### Challenge
Locate the string "output" throughout the material and copy every line in which it occurs.
/---
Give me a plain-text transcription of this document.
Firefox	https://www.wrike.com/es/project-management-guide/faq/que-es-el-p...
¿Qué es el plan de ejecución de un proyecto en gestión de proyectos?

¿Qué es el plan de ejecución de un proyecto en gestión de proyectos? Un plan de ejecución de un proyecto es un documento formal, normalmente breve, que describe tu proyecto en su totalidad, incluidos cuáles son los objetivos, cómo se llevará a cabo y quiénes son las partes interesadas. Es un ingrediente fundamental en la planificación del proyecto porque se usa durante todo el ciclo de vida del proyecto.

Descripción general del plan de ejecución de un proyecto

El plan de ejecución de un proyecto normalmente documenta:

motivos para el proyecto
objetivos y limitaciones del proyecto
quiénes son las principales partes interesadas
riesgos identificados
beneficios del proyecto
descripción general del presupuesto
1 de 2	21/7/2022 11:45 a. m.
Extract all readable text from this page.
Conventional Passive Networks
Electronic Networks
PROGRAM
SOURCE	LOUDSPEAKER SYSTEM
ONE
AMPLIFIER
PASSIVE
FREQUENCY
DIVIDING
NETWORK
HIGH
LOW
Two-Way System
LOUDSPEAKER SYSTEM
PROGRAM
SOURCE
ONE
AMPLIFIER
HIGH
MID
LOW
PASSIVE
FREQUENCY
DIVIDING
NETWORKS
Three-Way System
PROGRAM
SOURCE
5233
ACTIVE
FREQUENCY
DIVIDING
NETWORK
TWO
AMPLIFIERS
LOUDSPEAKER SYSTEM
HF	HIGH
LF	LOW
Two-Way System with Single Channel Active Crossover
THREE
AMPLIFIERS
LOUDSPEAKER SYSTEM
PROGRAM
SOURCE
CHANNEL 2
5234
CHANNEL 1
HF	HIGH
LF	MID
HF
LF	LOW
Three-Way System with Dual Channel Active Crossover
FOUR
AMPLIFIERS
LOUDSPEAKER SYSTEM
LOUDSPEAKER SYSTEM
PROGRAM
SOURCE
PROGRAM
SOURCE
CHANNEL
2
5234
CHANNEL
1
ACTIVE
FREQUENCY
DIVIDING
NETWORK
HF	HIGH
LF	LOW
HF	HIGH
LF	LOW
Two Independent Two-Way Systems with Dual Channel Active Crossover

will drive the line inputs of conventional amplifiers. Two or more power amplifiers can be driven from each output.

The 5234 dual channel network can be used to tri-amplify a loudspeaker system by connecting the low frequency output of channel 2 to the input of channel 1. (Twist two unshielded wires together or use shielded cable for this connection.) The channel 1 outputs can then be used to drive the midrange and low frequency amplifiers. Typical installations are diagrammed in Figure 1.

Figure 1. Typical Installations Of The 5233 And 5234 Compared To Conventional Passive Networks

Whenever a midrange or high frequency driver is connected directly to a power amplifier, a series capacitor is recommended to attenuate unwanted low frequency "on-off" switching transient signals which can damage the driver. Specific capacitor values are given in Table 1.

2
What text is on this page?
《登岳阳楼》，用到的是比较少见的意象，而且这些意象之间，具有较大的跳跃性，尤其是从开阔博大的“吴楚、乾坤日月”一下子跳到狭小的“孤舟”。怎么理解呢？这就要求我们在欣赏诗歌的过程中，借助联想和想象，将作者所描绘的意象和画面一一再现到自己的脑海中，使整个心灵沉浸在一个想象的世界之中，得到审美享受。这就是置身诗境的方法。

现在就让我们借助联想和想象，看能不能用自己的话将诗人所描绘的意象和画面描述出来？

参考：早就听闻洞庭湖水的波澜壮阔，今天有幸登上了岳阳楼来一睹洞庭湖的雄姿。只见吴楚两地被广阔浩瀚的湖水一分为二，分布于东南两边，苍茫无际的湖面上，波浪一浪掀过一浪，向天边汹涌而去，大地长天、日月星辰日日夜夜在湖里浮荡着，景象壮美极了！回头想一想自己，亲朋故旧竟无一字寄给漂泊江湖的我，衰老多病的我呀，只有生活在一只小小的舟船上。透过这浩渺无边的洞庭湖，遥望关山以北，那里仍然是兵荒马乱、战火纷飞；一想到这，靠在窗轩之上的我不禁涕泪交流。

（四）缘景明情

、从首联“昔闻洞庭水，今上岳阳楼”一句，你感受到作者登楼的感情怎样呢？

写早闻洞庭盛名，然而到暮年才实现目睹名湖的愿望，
\---
### Correct response
will drive the line inputs of conventional amplifiers. Two or more power amplifiers can be driven from each output.
The 5234 dual channel network can be used to tri-amplify a loudspeaker system by connecting the low frequency output of channel 2 to the input of channel 1. (Twist two unshielded wires together or use shielded cable for this connection.) The channel 1 outputs can then be used to drive the midrange and low frequency amplifiers. Typical installations are diagrammed in Figure 1.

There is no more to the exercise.